■ Page extract:
- - -
Ukrainian Polesia: Zalav’ja

After spending three nights in Perebrody, we were off to our second destination, Zalav’ja. Upon arrival, our instructions were to find a particular store and ask for Galja. This Galja would take care of everything. And she did.

Galja turned out to be a somewhat hung-over, but incredibly energetic businesswoman who runs a successful store/bar and hosts most of the visiting folklore enthusiasts. As soon as we arrived, she handed us two plastic cups of steaming instant coffee and started gathering all the singing women. All her phone conversations went something like this: “Does your head hurt? ‘Cause mine does…Drop the mushrooms and get yourself over here fast…Two girls from Canada! No joke!” And then she would pass the phone to me to convince whoever it was that I was in fact real and not just an excuse to have another drink-or-ten together.

While the women were gathering, we were sent to one of the neighbors’ to fill our stomachs and get warm. As soon as lunch was on the table, a jar of samohon (home-made vodka) appeared and so the day of plenty began.

Already feeling a little tipsy, we marched back to the store/bar where the rest of the crowd was gathering with a supply of food and alcohol sufficient for a western wedding. There were some women in their seventies, who still sing the old way, as well as their children, who sing loudly and with a lot of enthusiasm. The sound was absolutely deafening. My ears were ringing within minutes. The singers laughed at bawdy jokes told by the particularly feisty 70-year-old, Antonina, and shed bitter tears at their favorite sorrowful tunes. Our table was like a black hole that would suck in anyone who came too close. People entering the store to make purchases would join the party for a few songs and as many drinks, and the crowd grew steadily.
- - -
■ Source data:
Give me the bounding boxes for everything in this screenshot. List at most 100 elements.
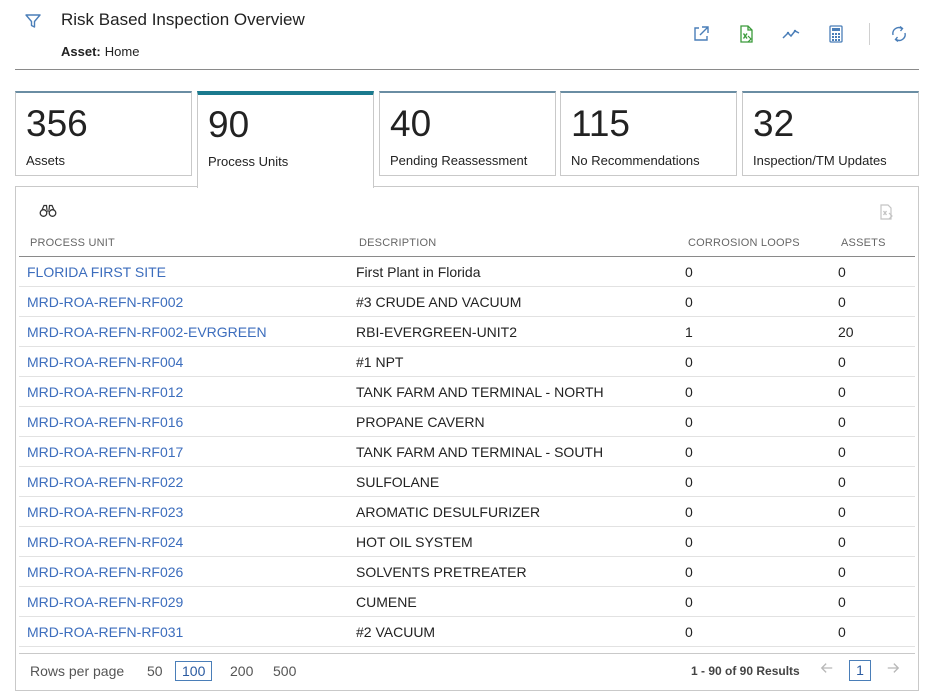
- - -
■ Direction 1: From the Zalav’ja travel account, set down the passage starting at "Ukrainian Polesia: Zalav’ja" and ending at "And she did.", copying it word for word.
■ Direction 2:
Answer these questions from the Zalav’ja travel account:
(a) How many nights did the travelers spend in Perebrody?
(b) What is samohon?
(c) How old is Antonina?
■ Direction 3: List every place name that appears in the Zalav’ja travel account.

■ Task output 1:
Ukrainian Polesia: Zalav’ja

After spending three nights in Perebrody, we were off to our second destination, Zalav’ja. Upon arrival, our instructions were to find a particular store and ask for Galja. This Galja would take care of everything. And she did.

■ Task output 2:
(a) Three nights.
(b) Home-made vodka.
(c) 70.

■ Task output 3:
Ukrainian Polesia
Perebrody
Zalav’ja
Canada